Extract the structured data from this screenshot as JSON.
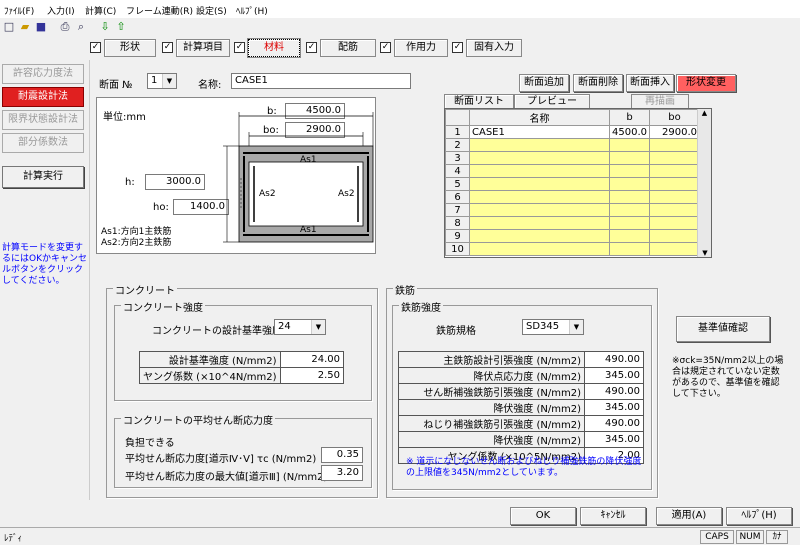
{
  "menu": [
    "ﾌｧｲﾙ(F)",
    "入力(I)",
    "計算(C)",
    "フレーム連動(R)",
    "設定(S)",
    "ﾍﾙﾌﾟ(H)"
  ],
  "tabs": [
    "形状",
    "計算項目",
    "材料",
    "配筋",
    "作用力",
    "固有入力"
  ],
  "left": {
    "buttons": [
      "許容応力度法",
      "耐震設計法",
      "限界状態設計法",
      "部分係数法"
    ],
    "calc": "計算実行",
    "note": "計算モードを変更するにはOKかキャンセルボタンをクリックしてください。"
  },
  "header": {
    "section_no_label": "断面 №",
    "section_no": "1",
    "name_label": "名称:",
    "name_value": "CASE1",
    "btn_add": "断面追加",
    "btn_delete": "断面削除",
    "btn_insert": "断面挿入",
    "btn_shape": "形状変更"
  },
  "diagram": {
    "unit": "単位:mm",
    "b_label": "b:",
    "b_value": "4500.0",
    "bo_label": "bo:",
    "bo_value": "2900.0",
    "h_label": "h:",
    "h_value": "3000.0",
    "ho_label": "ho:",
    "ho_value": "1400.0",
    "as1": "As1",
    "as2": "As2",
    "legend1": "As1:方向1主鉄筋",
    "legend2": "As2:方向2主鉄筋"
  },
  "grid_tabs": {
    "list": "断面リスト",
    "preview": "プレビュー",
    "redraw": "再描画"
  },
  "grid": {
    "headers": [
      "名称",
      "b",
      "bo"
    ],
    "rows": [
      {
        "no": "1",
        "name": "CASE1",
        "b": "4500.0",
        "bo": "2900.0"
      },
      {
        "no": "2",
        "name": "",
        "b": "",
        "bo": ""
      },
      {
        "no": "3",
        "name": "",
        "b": "",
        "bo": ""
      },
      {
        "no": "4",
        "name": "",
        "b": "",
        "bo": ""
      },
      {
        "no": "5",
        "name": "",
        "b": "",
        "bo": ""
      },
      {
        "no": "6",
        "name": "",
        "b": "",
        "bo": ""
      },
      {
        "no": "7",
        "name": "",
        "b": "",
        "bo": ""
      },
      {
        "no": "8",
        "name": "",
        "b": "",
        "bo": ""
      },
      {
        "no": "9",
        "name": "",
        "b": "",
        "bo": ""
      },
      {
        "no": "10",
        "name": "",
        "b": "",
        "bo": ""
      }
    ]
  },
  "concrete": {
    "title": "コンクリート",
    "strength_title": "コンクリート強度",
    "design_label": "コンクリートの設計基準強度",
    "design_value": "24",
    "rows": [
      {
        "k": "設計基準強度 (N/mm2)",
        "v": "24.00"
      },
      {
        "k": "ヤング係数 (×10^4N/mm2)",
        "v": "2.50"
      }
    ],
    "shear_title": "コンクリートの平均せん断応力度",
    "shear_sub": "負担できる",
    "shear1_label": "平均せん断応力度[道示Ⅳ･Ⅴ] τc (N/mm2)",
    "shear1_value": "0.35",
    "shear2_label": "平均せん断応力度の最大値[道示Ⅲ] (N/mm2)",
    "shear2_value": "3.20"
  },
  "steel": {
    "title": "鉄筋",
    "strength_title": "鉄筋強度",
    "grade_label": "鉄筋規格",
    "grade_value": "SD345",
    "rows": [
      {
        "k": "主鉄筋設計引張強度 (N/mm2)",
        "v": "490.00"
      },
      {
        "k": "降伏点応力度 (N/mm2)",
        "v": "345.00"
      },
      {
        "k": "せん断補強鉄筋引張強度 (N/mm2)",
        "v": "490.00"
      },
      {
        "k": "降伏強度 (N/mm2)",
        "v": "345.00"
      },
      {
        "k": "ねじり補強鉄筋引張強度 (N/mm2)",
        "v": "490.00"
      },
      {
        "k": "降伏強度 (N/mm2)",
        "v": "345.00"
      },
      {
        "k": "ヤング係数 (×10^5N/mm2)",
        "v": "2.00"
      }
    ],
    "note": "※ 道示になじないせん断およびねじり補強鉄筋の降伏強度の上限値を345N/mm2としています。"
  },
  "confirm_btn": "基準値確認",
  "side_note": "※σck=35N/mm2以上の場合は規定されていない定数があるので、基準値を確認して下さい。",
  "footer": {
    "ok": "OK",
    "cancel": "ｷｬﾝｾﾙ",
    "apply": "適用(A)",
    "help": "ﾍﾙﾌﾟ(H)"
  },
  "status": {
    "left": "ﾚﾃﾞｨ",
    "caps": "CAPS",
    "num": "NUM",
    "kana": "ｶﾅ"
  }
}
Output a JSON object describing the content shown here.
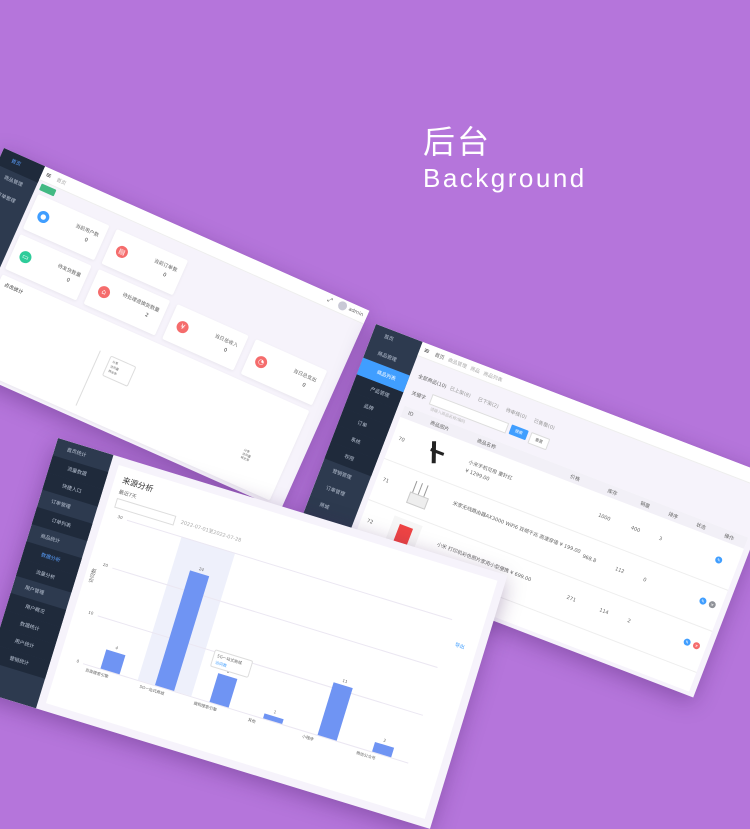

************

Your goal: Omit the pictures and restate the rest of the records verbatim.

Response below:
Extract the structured data from this screenshot as JSON.
{
  "menu": [
    "ﾌｧｲﾙ(F)",
    "入力(I)",
    "計算(C)",
    "フレーム連動(R)",
    "設定(S)",
    "ﾍﾙﾌﾟ(H)"
  ],
  "tabs": [
    "形状",
    "計算項目",
    "材料",
    "配筋",
    "作用力",
    "固有入力"
  ],
  "left": {
    "buttons": [
      "許容応力度法",
      "耐震設計法",
      "限界状態設計法",
      "部分係数法"
    ],
    "calc": "計算実行",
    "note": "計算モードを変更するにはOKかキャンセルボタンをクリックしてください。"
  },
  "header": {
    "section_no_label": "断面 №",
    "section_no": "1",
    "name_label": "名称:",
    "name_value": "CASE1",
    "btn_add": "断面追加",
    "btn_delete": "断面削除",
    "btn_insert": "断面挿入",
    "btn_shape": "形状変更"
  },
  "diagram": {
    "unit": "単位:mm",
    "b_label": "b:",
    "b_value": "4500.0",
    "bo_label": "bo:",
    "bo_value": "2900.0",
    "h_label": "h:",
    "h_value": "3000.0",
    "ho_label": "ho:",
    "ho_value": "1400.0",
    "as1": "As1",
    "as2": "As2",
    "legend1": "As1:方向1主鉄筋",
    "legend2": "As2:方向2主鉄筋"
  },
  "grid_tabs": {
    "list": "断面リスト",
    "preview": "プレビュー",
    "redraw": "再描画"
  },
  "grid": {
    "headers": [
      "名称",
      "b",
      "bo"
    ],
    "rows": [
      {
        "no": "1",
        "name": "CASE1",
        "b": "4500.0",
        "bo": "2900.0"
      },
      {
        "no": "2",
        "name": "",
        "b": "",
        "bo": ""
      },
      {
        "no": "3",
        "name": "",
        "b": "",
        "bo": ""
      },
      {
        "no": "4",
        "name": "",
        "b": "",
        "bo": ""
      },
      {
        "no": "5",
        "name": "",
        "b": "",
        "bo": ""
      },
      {
        "no": "6",
        "name": "",
        "b": "",
        "bo": ""
      },
      {
        "no": "7",
        "name": "",
        "b": "",
        "bo": ""
      },
      {
        "no": "8",
        "name": "",
        "b": "",
        "bo": ""
      },
      {
        "no": "9",
        "name": "",
        "b": "",
        "bo": ""
      },
      {
        "no": "10",
        "name": "",
        "b": "",
        "bo": ""
      }
    ]
  },
  "concrete": {
    "title": "コンクリート",
    "strength_title": "コンクリート強度",
    "design_label": "コンクリートの設計基準強度",
    "design_value": "24",
    "rows": [
      {
        "k": "設計基準強度 (N/mm2)",
        "v": "24.00"
      },
      {
        "k": "ヤング係数 (×10^4N/mm2)",
        "v": "2.50"
      }
    ],
    "shear_title": "コンクリートの平均せん断応力度",
    "shear_sub": "負担できる",
    "shear1_label": "平均せん断応力度[道示Ⅳ･Ⅴ] τc (N/mm2)",
    "shear1_value": "0.35",
    "shear2_label": "平均せん断応力度の最大値[道示Ⅲ] (N/mm2)",
    "shear2_value": "3.20"
  },
  "steel": {
    "title": "鉄筋",
    "strength_title": "鉄筋強度",
    "grade_label": "鉄筋規格",
    "grade_value": "SD345",
    "rows": [
      {
        "k": "主鉄筋設計引張強度 (N/mm2)",
        "v": "490.00"
      },
      {
        "k": "降伏点応力度 (N/mm2)",
        "v": "345.00"
      },
      {
        "k": "せん断補強鉄筋引張強度 (N/mm2)",
        "v": "490.00"
      },
      {
        "k": "降伏強度 (N/mm2)",
        "v": "345.00"
      },
      {
        "k": "ねじり補強鉄筋引張強度 (N/mm2)",
        "v": "490.00"
      },
      {
        "k": "降伏強度 (N/mm2)",
        "v": "345.00"
      },
      {
        "k": "ヤング係数 (×10^5N/mm2)",
        "v": "2.00"
      }
    ],
    "note": "※ 道示になじないせん断およびねじり補強鉄筋の降伏強度の上限値を345N/mm2としています。"
  },
  "confirm_btn": "基準値確認",
  "side_note": "※σck=35N/mm2以上の場合は規定されていない定数があるので、基準値を確認して下さい。",
  "footer": {
    "ok": "OK",
    "cancel": "ｷｬﾝｾﾙ",
    "apply": "適用(A)",
    "help": "ﾍﾙﾌﾟ(H)"
  },
  "status": {
    "left": "ﾚﾃﾞｨ",
    "caps": "CAPS",
    "num": "NUM",
    "kana": "ｶﾅ"
  }
}
Output a JSON object describing the content shown here.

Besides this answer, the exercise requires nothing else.